Record excerpts:
──────────

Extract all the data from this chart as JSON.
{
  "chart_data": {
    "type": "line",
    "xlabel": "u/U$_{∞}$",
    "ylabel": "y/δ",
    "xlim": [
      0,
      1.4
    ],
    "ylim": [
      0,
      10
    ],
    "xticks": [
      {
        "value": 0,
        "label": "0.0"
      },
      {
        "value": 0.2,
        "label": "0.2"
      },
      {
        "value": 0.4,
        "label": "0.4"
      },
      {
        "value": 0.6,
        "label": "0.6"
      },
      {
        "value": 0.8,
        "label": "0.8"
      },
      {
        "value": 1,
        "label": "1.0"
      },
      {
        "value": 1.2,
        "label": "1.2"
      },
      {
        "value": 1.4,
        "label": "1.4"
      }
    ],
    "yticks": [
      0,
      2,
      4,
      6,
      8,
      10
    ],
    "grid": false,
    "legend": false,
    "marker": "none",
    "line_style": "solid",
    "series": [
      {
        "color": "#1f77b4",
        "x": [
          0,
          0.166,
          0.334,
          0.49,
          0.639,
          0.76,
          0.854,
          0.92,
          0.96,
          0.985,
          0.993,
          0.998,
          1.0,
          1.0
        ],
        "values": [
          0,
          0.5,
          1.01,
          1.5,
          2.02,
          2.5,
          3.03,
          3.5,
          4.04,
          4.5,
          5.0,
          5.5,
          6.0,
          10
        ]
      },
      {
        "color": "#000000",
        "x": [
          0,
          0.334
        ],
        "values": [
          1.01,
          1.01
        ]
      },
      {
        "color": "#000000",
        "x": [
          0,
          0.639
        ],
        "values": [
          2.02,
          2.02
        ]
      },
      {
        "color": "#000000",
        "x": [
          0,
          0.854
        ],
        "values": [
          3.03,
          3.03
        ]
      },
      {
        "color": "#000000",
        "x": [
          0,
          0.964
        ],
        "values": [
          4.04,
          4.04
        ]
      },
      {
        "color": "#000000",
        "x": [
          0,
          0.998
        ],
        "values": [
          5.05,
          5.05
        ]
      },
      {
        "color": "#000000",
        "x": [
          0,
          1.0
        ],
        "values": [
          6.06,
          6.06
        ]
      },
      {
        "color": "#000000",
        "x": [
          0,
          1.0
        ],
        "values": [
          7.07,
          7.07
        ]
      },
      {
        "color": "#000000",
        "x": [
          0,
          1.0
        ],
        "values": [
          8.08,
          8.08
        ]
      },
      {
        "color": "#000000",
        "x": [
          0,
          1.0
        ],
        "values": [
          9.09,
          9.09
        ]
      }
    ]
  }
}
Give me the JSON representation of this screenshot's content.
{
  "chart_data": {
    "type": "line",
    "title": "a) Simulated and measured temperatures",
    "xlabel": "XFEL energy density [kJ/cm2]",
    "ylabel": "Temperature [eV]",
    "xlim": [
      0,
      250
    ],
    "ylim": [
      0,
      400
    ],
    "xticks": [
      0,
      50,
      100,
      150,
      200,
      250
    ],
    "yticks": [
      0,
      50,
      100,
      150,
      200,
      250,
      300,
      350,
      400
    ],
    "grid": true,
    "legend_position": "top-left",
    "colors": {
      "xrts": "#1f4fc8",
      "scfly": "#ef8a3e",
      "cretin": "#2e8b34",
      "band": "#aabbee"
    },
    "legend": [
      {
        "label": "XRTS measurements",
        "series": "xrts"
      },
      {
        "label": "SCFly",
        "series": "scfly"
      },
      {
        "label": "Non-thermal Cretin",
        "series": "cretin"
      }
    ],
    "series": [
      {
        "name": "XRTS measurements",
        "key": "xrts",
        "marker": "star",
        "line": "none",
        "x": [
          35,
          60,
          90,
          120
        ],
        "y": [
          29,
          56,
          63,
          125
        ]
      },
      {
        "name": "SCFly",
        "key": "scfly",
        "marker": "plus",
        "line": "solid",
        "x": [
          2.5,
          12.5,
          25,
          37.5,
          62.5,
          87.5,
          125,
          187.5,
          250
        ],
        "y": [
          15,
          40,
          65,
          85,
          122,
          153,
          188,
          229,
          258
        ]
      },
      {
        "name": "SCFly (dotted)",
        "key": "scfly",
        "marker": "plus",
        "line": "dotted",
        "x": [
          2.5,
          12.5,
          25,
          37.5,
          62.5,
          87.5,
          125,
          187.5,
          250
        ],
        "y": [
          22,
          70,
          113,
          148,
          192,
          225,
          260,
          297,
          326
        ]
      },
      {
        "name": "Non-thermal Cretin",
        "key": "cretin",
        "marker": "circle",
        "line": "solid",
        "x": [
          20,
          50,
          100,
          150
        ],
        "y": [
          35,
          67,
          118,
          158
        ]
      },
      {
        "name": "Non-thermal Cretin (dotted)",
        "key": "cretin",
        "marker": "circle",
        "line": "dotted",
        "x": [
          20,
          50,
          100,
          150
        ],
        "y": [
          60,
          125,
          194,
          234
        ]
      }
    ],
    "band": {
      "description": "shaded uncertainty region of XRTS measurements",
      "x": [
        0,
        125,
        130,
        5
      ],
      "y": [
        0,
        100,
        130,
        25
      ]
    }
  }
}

──────────

Exercise objective:
Retype the listing above in full, with no alterations.

Task answer:
Extract all the data from this chart as JSON.
{
  "chart_data": {
    "type": "line",
    "xlabel": "u/U$_{∞}$",
    "ylabel": "y/δ",
    "xlim": [
      0,
      1.4
    ],
    "ylim": [
      0,
      10
    ],
    "xticks": [
      {
        "value": 0,
        "label": "0.0"
      },
      {
        "value": 0.2,
        "label": "0.2"
      },
      {
        "value": 0.4,
        "label": "0.4"
      },
      {
        "value": 0.6,
        "label": "0.6"
      },
      {
        "value": 0.8,
        "label": "0.8"
      },
      {
        "value": 1,
        "label": "1.0"
      },
      {
        "value": 1.2,
        "label": "1.2"
      },
      {
        "value": 1.4,
        "label": "1.4"
      }
    ],
    "yticks": [
      0,
      2,
      4,
      6,
      8,
      10
    ],
    "grid": false,
    "legend": false,
    "marker": "none",
    "line_style": "solid",
    "series": [
      {
        "color": "#1f77b4",
        "x": [
          0,
          0.166,
          0.334,
          0.49,
          0.639,
          0.76,
          0.854,
          0.92,
          0.96,
          0.985,
          0.993,
          0.998,
          1.0,
          1.0
        ],
        "values": [
          0,
          0.5,
          1.01,
          1.5,
          2.02,
          2.5,
          3.03,
          3.5,
          4.04,
          4.5,
          5.0,
          5.5,
          6.0,
          10
        ]
      },
      {
        "color": "#000000",
        "x": [
          0,
          0.334
        ],
        "values": [
          1.01,
          1.01
        ]
      },
      {
        "color": "#000000",
        "x": [
          0,
          0.639
        ],
        "values": [
          2.02,
          2.02
        ]
      },
      {
        "color": "#000000",
        "x": [
          0,
          0.854
        ],
        "values": [
          3.03,
          3.03
        ]
      },
      {
        "color": "#000000",
        "x": [
          0,
          0.964
        ],
        "values": [
          4.04,
          4.04
        ]
      },
      {
        "color": "#000000",
        "x": [
          0,
          0.998
        ],
        "values": [
          5.05,
          5.05
        ]
      },
      {
        "color": "#000000",
        "x": [
          0,
          1.0
        ],
        "values": [
          6.06,
          6.06
        ]
      },
      {
        "color": "#000000",
        "x": [
          0,
          1.0
        ],
        "values": [
          7.07,
          7.07
        ]
      },
      {
        "color": "#000000",
        "x": [
          0,
          1.0
        ],
        "values": [
          8.08,
          8.08
        ]
      },
      {
        "color": "#000000",
        "x": [
          0,
          1.0
        ],
        "values": [
          9.09,
          9.09
        ]
      }
    ]
  }
}
Give me the JSON representation of this screenshot's content.
{
  "chart_data": {
    "type": "line",
    "title": "a) Simulated and measured temperatures",
    "xlabel": "XFEL energy density [kJ/cm2]",
    "ylabel": "Temperature [eV]",
    "xlim": [
      0,
      250
    ],
    "ylim": [
      0,
      400
    ],
    "xticks": [
      0,
      50,
      100,
      150,
      200,
      250
    ],
    "yticks": [
      0,
      50,
      100,
      150,
      200,
      250,
      300,
      350,
      400
    ],
    "grid": true,
    "legend_position": "top-left",
    "colors": {
      "xrts": "#1f4fc8",
      "scfly": "#ef8a3e",
      "cretin": "#2e8b34",
      "band": "#aabbee"
    },
    "legend": [
      {
        "label": "XRTS measurements",
        "series": "xrts"
      },
      {
        "label": "SCFly",
        "series": "scfly"
      },
      {
        "label": "Non-thermal Cretin",
        "series": "cretin"
      }
    ],
    "series": [
      {
        "name": "XRTS measurements",
        "key": "xrts",
        "marker": "star",
        "line": "none",
        "x": [
          35,
          60,
          90,
          120
        ],
        "y": [
          29,
          56,
          63,
          125
        ]
      },
      {
        "name": "SCFly",
        "key": "scfly",
        "marker": "plus",
        "line": "solid",
        "x": [
          2.5,
          12.5,
          25,
          37.5,
          62.5,
          87.5,
          125,
          187.5,
          250
        ],
        "y": [
          15,
          40,
          65,
          85,
          122,
          153,
          188,
          229,
          258
        ]
      },
      {
        "name": "SCFly (dotted)",
        "key": "scfly",
        "marker": "plus",
        "line": "dotted",
        "x": [
          2.5,
          12.5,
          25,
          37.5,
          62.5,
          87.5,
          125,
          187.5,
          250
        ],
        "y": [
          22,
          70,
          113,
          148,
          192,
          225,
          260,
          297,
          326
        ]
      },
      {
        "name": "Non-thermal Cretin",
        "key": "cretin",
        "marker": "circle",
        "line": "solid",
        "x": [
          20,
          50,
          100,
          150
        ],
        "y": [
          35,
          67,
          118,
          158
        ]
      },
      {
        "name": "Non-thermal Cretin (dotted)",
        "key": "cretin",
        "marker": "circle",
        "line": "dotted",
        "x": [
          20,
          50,
          100,
          150
        ],
        "y": [
          60,
          125,
          194,
          234
        ]
      }
    ],
    "band": {
      "description": "shaded uncertainty region of XRTS measurements",
      "x": [
        0,
        125,
        130,
        5
      ],
      "y": [
        0,
        100,
        130,
        25
      ]
    }
  }
}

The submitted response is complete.